• Stated task: Repeat, exactly and only, the lines from the one containing "What's the underlying" to the last line, inclusive; do not repeat the pictures.

• Provided records:

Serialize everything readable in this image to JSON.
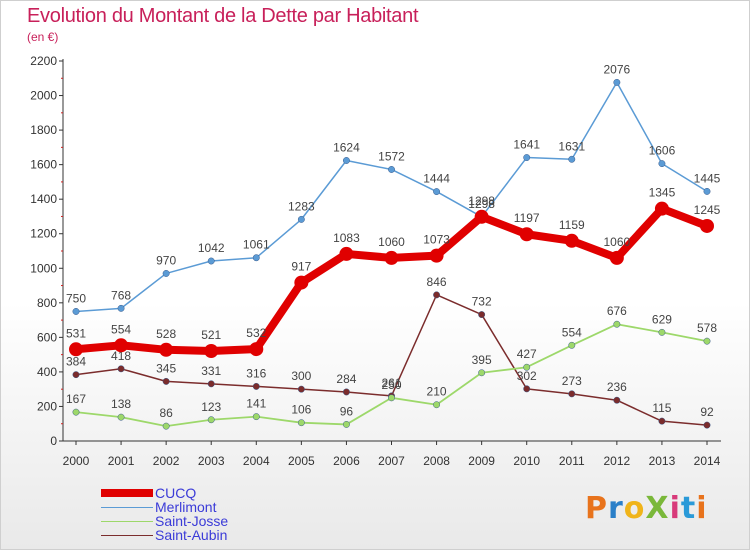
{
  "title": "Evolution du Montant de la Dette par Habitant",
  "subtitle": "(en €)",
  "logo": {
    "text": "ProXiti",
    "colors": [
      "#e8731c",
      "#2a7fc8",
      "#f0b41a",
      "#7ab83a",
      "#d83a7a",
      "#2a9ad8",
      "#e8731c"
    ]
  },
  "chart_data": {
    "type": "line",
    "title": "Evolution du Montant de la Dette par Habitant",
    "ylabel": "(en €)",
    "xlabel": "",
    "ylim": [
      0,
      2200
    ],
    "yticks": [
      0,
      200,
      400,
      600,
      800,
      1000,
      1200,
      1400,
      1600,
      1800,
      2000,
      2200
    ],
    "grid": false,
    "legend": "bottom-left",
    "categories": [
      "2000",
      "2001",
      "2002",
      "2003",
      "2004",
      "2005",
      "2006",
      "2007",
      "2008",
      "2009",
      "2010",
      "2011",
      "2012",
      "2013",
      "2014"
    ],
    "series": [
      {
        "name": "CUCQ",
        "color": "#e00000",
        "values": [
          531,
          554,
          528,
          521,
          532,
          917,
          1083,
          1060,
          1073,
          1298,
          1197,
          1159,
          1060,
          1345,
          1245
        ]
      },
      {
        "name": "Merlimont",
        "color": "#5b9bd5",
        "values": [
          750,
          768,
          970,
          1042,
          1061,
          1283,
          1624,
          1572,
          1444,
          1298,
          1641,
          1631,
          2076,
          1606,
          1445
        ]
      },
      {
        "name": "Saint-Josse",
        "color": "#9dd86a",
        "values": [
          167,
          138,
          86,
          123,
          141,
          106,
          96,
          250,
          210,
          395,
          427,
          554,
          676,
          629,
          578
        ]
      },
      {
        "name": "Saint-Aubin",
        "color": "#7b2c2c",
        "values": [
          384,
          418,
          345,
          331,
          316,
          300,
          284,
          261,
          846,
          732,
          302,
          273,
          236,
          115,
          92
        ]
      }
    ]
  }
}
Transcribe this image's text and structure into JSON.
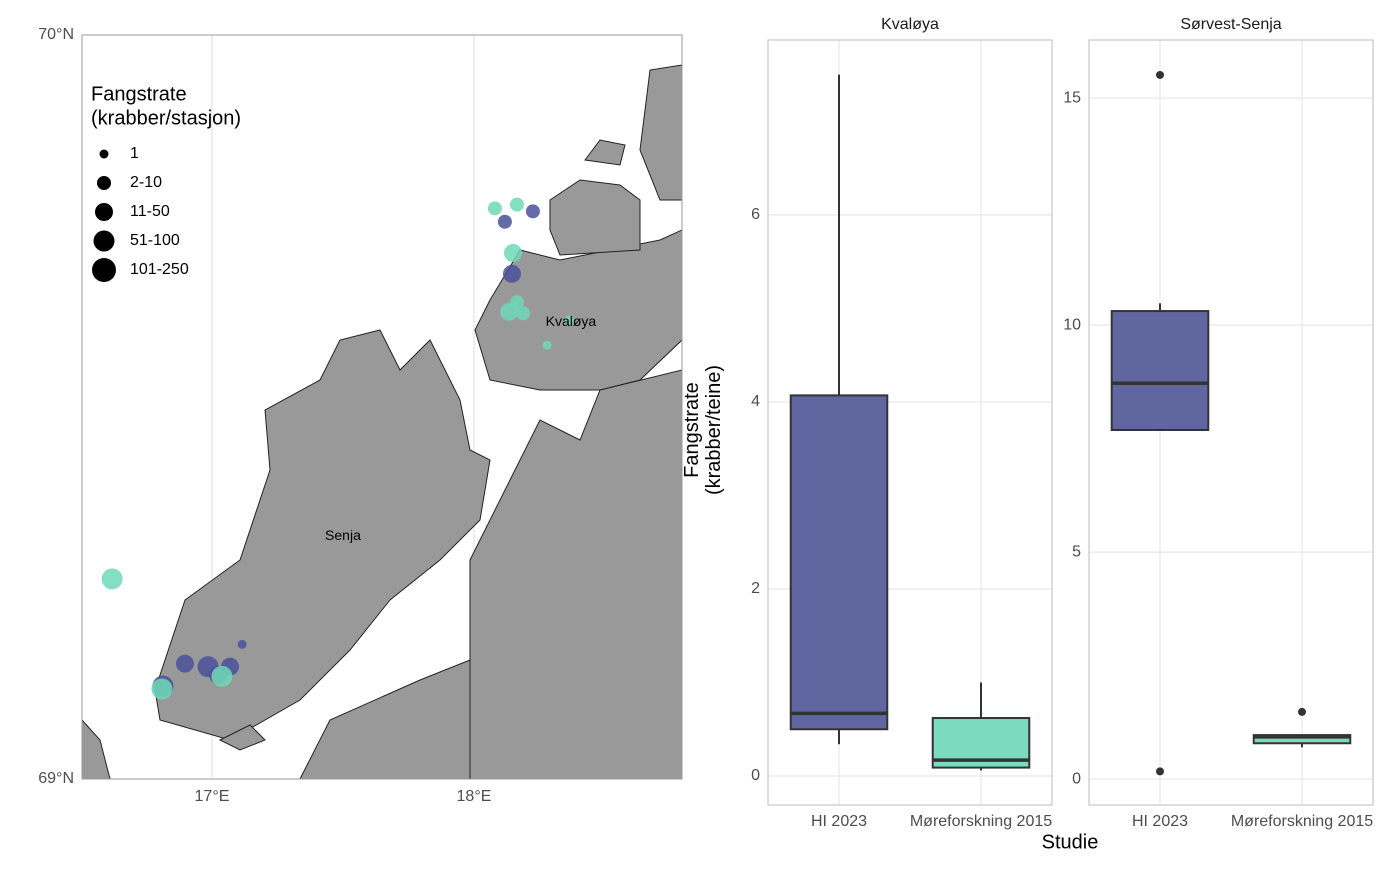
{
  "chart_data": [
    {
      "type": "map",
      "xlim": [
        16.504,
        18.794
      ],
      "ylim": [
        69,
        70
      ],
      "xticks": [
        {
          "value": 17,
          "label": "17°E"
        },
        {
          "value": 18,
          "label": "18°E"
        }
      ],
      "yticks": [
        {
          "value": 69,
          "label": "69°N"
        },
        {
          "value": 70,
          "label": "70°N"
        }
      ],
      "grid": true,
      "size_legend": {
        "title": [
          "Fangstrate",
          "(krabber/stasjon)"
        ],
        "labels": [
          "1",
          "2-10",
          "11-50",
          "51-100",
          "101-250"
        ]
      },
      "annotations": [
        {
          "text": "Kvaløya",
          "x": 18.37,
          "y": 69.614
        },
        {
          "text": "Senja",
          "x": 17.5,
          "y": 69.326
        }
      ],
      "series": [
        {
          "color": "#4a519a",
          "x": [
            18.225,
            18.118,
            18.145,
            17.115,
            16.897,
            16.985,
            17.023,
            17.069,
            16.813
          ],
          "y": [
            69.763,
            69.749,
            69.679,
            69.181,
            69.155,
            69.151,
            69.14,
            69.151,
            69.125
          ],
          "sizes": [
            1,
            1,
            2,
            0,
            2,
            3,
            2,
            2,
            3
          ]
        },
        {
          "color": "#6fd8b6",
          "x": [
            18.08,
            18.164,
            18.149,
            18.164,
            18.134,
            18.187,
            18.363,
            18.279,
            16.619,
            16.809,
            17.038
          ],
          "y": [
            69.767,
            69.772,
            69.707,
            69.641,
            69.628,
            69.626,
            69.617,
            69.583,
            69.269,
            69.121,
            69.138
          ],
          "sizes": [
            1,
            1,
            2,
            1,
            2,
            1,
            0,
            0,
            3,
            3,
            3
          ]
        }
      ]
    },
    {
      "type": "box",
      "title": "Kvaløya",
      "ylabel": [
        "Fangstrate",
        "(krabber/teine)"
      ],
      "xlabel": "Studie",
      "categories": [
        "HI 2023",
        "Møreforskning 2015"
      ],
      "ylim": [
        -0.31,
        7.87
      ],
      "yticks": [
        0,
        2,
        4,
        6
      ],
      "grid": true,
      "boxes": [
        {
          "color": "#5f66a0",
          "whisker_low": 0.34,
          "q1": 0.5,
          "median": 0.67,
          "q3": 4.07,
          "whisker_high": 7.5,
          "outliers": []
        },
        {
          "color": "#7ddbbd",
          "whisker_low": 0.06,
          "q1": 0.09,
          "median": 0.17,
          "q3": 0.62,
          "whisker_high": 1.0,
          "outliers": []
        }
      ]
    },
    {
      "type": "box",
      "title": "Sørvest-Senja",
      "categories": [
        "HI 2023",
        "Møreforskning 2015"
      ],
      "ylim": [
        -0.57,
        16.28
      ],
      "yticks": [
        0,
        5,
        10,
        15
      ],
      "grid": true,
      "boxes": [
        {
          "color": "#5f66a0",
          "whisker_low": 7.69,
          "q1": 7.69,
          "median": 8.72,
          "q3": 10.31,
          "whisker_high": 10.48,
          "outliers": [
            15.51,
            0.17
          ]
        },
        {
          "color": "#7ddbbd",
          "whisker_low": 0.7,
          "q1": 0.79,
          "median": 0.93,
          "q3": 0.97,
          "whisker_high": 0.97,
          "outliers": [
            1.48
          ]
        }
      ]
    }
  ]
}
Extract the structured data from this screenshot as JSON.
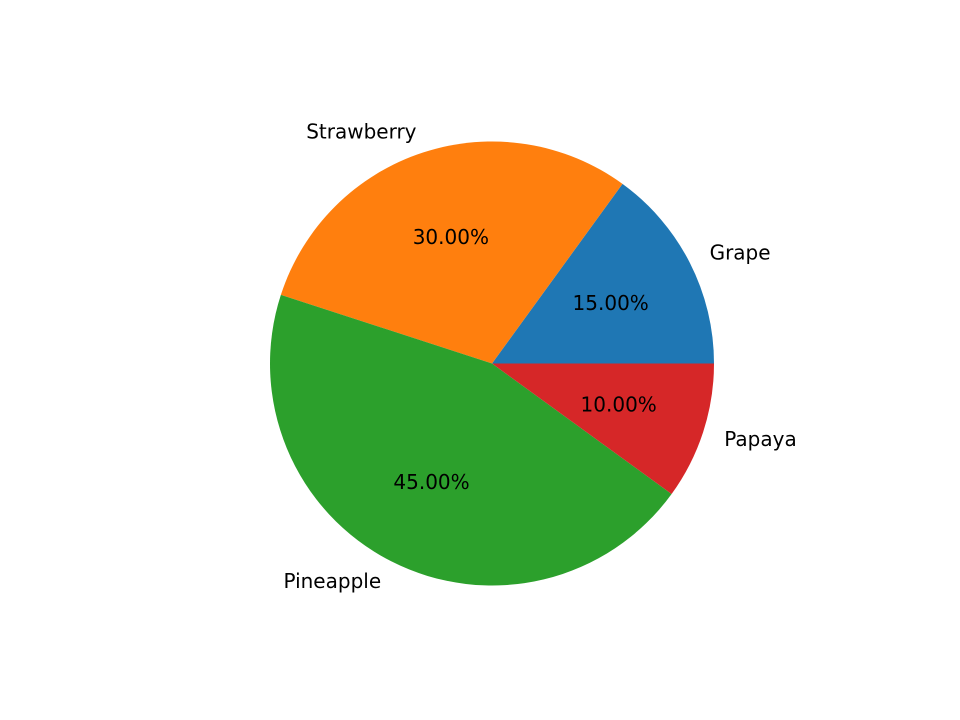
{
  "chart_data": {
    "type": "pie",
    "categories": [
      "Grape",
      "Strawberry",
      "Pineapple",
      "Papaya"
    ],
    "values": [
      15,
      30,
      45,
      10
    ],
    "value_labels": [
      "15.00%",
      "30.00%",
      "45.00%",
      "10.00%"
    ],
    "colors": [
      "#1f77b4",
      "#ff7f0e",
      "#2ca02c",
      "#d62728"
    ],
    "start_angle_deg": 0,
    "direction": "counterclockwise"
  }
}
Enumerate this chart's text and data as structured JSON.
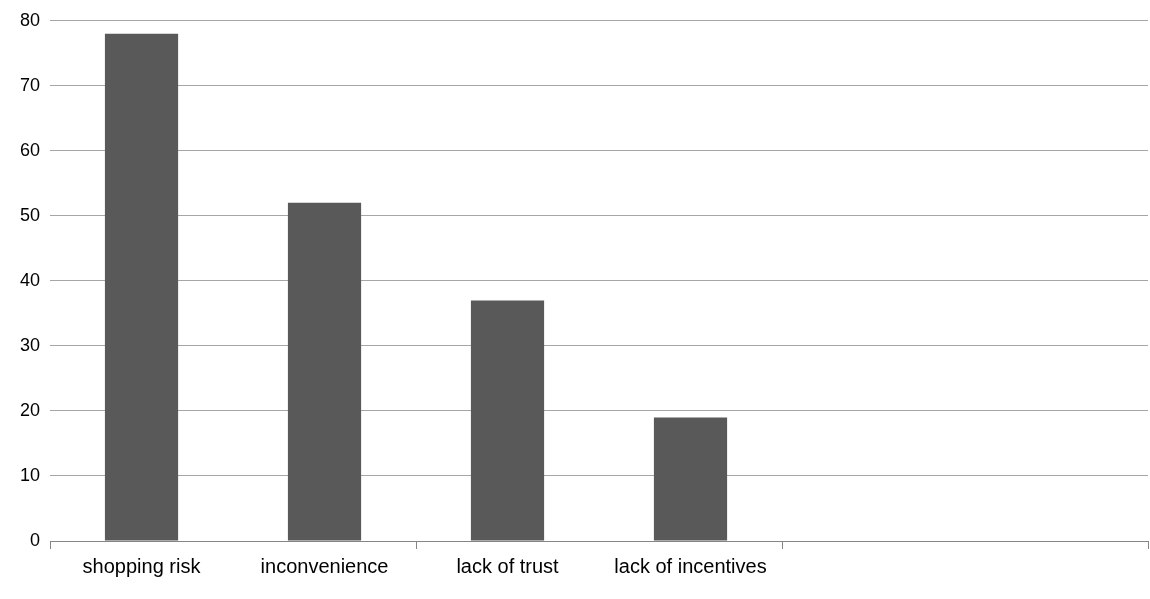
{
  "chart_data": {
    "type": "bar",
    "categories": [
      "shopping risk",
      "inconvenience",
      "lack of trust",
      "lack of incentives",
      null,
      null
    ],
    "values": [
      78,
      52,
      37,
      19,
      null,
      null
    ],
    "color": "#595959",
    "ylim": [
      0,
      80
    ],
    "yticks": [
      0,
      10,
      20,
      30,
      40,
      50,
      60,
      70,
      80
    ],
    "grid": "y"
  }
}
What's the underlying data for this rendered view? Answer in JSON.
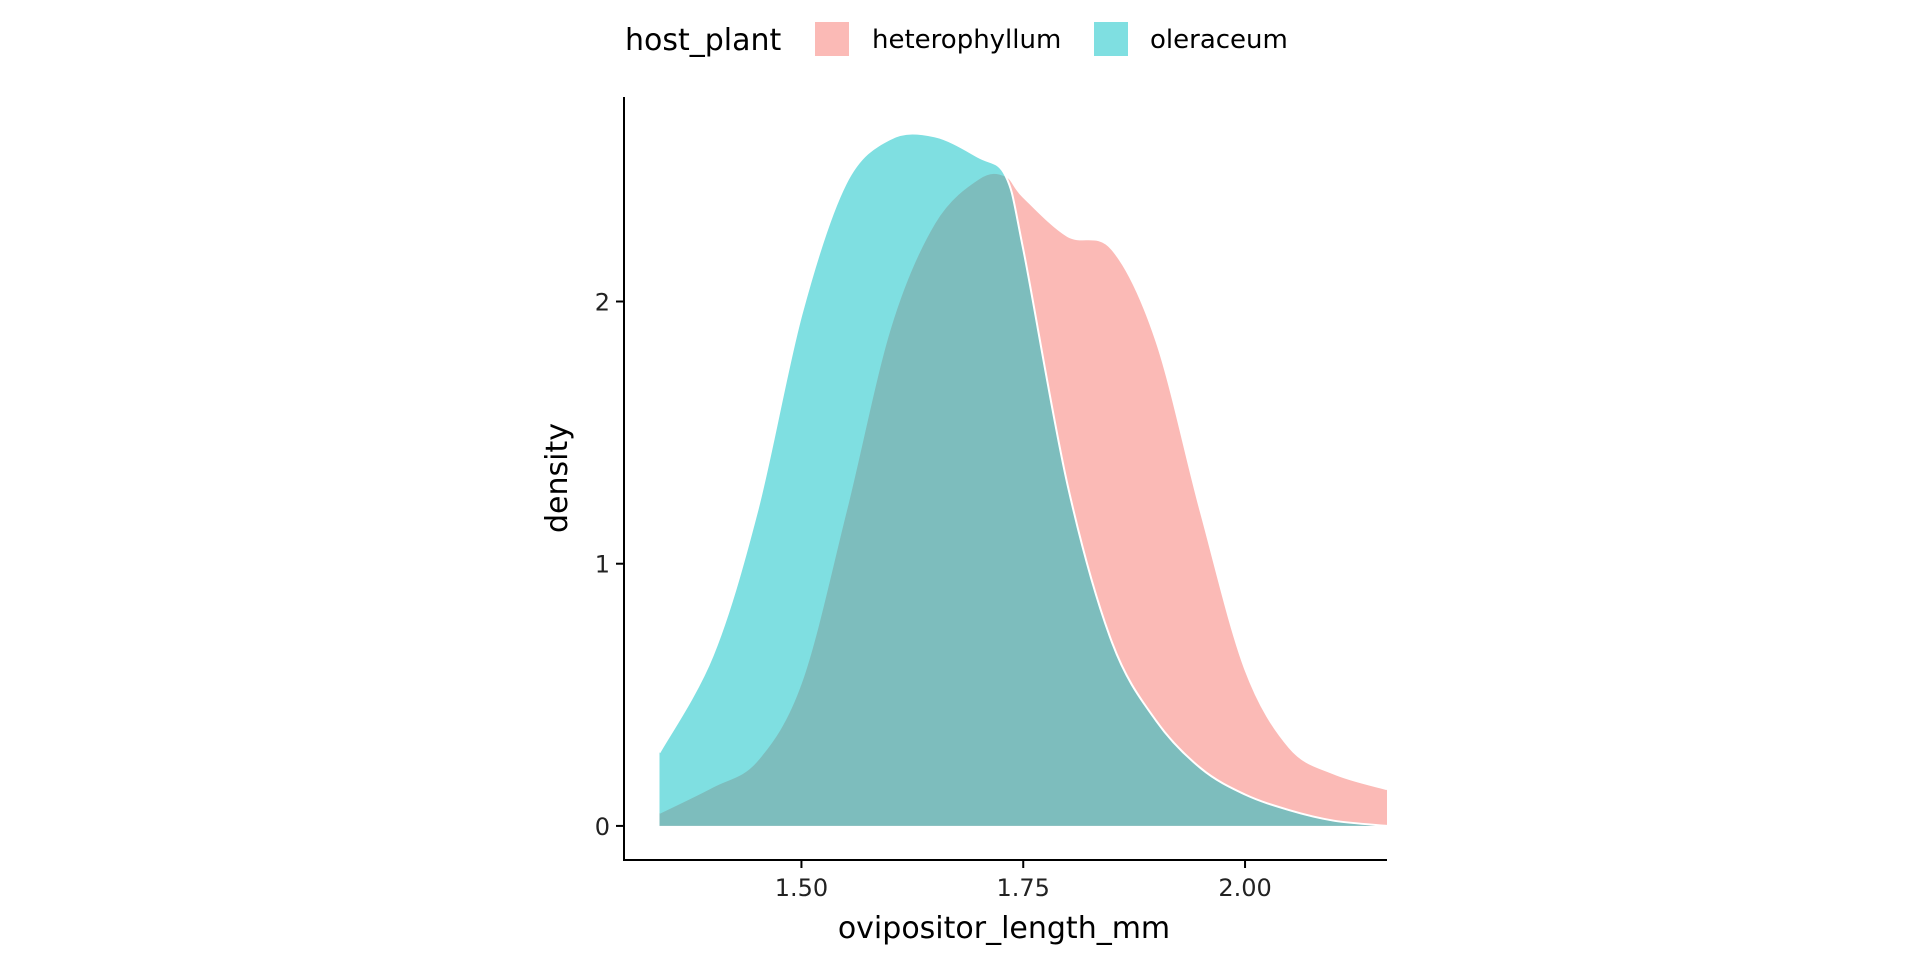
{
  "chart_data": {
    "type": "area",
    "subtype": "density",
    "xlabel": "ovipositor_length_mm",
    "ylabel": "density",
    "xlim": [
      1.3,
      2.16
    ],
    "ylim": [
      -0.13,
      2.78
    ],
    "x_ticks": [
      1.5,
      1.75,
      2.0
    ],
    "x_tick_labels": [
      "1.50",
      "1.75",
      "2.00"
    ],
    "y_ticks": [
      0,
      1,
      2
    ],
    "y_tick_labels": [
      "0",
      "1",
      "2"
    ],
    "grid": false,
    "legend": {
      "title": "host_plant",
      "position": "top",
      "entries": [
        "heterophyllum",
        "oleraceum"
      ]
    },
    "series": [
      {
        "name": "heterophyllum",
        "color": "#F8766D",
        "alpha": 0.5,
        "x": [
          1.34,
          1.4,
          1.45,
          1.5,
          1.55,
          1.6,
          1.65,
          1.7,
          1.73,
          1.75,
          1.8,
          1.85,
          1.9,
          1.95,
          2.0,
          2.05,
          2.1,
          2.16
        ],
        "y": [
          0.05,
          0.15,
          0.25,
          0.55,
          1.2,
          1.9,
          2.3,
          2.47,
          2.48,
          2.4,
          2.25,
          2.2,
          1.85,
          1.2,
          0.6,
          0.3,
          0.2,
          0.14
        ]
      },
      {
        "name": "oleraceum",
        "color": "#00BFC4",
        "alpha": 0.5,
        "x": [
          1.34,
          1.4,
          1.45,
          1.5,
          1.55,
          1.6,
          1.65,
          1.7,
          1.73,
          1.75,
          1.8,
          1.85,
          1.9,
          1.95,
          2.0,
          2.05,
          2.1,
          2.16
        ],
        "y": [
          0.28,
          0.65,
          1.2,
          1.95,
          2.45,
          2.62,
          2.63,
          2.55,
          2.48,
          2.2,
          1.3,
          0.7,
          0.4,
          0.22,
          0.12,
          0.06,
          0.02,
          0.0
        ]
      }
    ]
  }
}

• Finished exercise:
What's the underlying data for this rendered view? Answer in JSON.
{
  "chart_data": {
    "type": "area",
    "subtype": "density",
    "xlabel": "ovipositor_length_mm",
    "ylabel": "density",
    "xlim": [
      1.3,
      2.16
    ],
    "ylim": [
      -0.13,
      2.78
    ],
    "x_ticks": [
      1.5,
      1.75,
      2.0
    ],
    "x_tick_labels": [
      "1.50",
      "1.75",
      "2.00"
    ],
    "y_ticks": [
      0,
      1,
      2
    ],
    "y_tick_labels": [
      "0",
      "1",
      "2"
    ],
    "grid": false,
    "legend": {
      "title": "host_plant",
      "position": "top",
      "entries": [
        "heterophyllum",
        "oleraceum"
      ]
    },
    "series": [
      {
        "name": "heterophyllum",
        "color": "#F8766D",
        "alpha": 0.5,
        "x": [
          1.34,
          1.4,
          1.45,
          1.5,
          1.55,
          1.6,
          1.65,
          1.7,
          1.73,
          1.75,
          1.8,
          1.85,
          1.9,
          1.95,
          2.0,
          2.05,
          2.1,
          2.16
        ],
        "y": [
          0.05,
          0.15,
          0.25,
          0.55,
          1.2,
          1.9,
          2.3,
          2.47,
          2.48,
          2.4,
          2.25,
          2.2,
          1.85,
          1.2,
          0.6,
          0.3,
          0.2,
          0.14
        ]
      },
      {
        "name": "oleraceum",
        "color": "#00BFC4",
        "alpha": 0.5,
        "x": [
          1.34,
          1.4,
          1.45,
          1.5,
          1.55,
          1.6,
          1.65,
          1.7,
          1.73,
          1.75,
          1.8,
          1.85,
          1.9,
          1.95,
          2.0,
          2.05,
          2.1,
          2.16
        ],
        "y": [
          0.28,
          0.65,
          1.2,
          1.95,
          2.45,
          2.62,
          2.63,
          2.55,
          2.48,
          2.2,
          1.3,
          0.7,
          0.4,
          0.22,
          0.12,
          0.06,
          0.02,
          0.0
        ]
      }
    ]
  }
}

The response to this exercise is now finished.